* Short problem *
What is the number of lines in these entries that contain "name"? State it alone.

Figure contents as structured data:
☆ ☆ ☆ ☆

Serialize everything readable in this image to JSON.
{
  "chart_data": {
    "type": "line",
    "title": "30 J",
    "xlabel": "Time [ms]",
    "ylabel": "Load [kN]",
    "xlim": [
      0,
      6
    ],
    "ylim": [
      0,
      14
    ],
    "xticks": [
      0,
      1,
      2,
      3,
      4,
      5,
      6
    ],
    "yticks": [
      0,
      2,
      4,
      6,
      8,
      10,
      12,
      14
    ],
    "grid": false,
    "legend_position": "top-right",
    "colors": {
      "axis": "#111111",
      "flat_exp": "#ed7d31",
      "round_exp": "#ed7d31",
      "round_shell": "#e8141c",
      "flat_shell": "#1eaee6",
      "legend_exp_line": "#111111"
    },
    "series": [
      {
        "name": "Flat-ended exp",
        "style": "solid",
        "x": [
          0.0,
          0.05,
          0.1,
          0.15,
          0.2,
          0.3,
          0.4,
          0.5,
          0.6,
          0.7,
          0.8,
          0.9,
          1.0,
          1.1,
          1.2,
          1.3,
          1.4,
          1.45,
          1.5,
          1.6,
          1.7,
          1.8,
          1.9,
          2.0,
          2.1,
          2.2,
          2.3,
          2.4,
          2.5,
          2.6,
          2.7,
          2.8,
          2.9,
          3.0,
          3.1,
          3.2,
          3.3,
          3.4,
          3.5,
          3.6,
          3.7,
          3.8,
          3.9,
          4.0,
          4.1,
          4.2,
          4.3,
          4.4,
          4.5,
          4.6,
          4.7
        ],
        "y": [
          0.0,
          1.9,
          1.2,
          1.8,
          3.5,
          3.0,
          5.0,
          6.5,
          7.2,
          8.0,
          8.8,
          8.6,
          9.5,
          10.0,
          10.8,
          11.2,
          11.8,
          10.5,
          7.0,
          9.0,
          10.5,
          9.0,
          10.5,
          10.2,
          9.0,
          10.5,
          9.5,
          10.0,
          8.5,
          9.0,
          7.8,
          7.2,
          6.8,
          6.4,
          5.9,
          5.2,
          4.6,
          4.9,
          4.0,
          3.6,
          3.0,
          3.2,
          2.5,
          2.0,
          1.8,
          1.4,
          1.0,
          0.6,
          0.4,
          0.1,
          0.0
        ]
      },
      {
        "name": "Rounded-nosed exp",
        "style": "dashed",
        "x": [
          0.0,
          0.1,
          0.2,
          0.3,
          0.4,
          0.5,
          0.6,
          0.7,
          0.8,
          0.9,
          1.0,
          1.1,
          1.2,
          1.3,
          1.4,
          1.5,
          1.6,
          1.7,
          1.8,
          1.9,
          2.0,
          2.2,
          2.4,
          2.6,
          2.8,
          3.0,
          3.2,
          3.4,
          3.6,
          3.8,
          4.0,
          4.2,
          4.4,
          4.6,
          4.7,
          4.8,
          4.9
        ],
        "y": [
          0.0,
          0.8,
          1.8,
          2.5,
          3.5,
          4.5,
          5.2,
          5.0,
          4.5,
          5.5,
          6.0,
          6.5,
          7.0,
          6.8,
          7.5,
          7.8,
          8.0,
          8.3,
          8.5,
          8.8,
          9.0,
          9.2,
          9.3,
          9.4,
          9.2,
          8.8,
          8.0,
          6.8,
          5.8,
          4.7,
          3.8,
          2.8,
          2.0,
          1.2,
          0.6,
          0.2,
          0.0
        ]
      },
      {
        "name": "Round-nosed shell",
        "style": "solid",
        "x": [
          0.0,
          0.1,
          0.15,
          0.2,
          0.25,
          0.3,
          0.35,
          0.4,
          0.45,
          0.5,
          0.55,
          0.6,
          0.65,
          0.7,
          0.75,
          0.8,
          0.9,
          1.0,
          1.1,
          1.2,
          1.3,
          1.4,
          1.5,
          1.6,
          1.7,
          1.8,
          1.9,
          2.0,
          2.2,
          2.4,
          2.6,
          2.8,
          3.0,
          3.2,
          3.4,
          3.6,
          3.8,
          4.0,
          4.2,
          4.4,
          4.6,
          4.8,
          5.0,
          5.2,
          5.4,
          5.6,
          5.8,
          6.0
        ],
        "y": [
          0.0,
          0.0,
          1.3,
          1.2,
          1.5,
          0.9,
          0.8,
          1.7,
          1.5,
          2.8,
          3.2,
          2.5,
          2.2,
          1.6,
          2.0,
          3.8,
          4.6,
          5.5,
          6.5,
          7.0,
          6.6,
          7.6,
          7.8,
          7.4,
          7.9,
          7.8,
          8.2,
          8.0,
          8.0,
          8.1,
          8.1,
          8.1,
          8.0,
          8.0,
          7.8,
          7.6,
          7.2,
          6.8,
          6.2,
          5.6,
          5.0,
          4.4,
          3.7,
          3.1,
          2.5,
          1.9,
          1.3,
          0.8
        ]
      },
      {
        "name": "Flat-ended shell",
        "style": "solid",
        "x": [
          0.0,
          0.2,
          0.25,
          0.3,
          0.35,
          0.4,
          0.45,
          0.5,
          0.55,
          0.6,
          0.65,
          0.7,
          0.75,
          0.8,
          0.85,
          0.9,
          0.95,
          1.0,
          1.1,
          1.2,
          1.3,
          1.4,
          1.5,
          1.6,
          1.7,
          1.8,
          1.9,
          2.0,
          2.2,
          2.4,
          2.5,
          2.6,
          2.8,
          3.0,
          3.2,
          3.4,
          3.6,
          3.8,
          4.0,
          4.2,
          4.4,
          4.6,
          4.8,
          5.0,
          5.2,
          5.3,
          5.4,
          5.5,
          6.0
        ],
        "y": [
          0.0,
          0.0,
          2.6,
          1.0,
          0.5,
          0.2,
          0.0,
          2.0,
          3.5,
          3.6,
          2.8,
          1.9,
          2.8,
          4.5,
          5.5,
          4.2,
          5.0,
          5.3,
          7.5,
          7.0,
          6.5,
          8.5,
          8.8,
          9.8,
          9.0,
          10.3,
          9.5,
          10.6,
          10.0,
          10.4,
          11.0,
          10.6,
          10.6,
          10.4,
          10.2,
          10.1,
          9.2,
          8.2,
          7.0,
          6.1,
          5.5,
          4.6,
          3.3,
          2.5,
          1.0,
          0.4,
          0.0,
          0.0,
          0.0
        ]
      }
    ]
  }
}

☆ ☆ ☆ ☆

* Complete answer *
4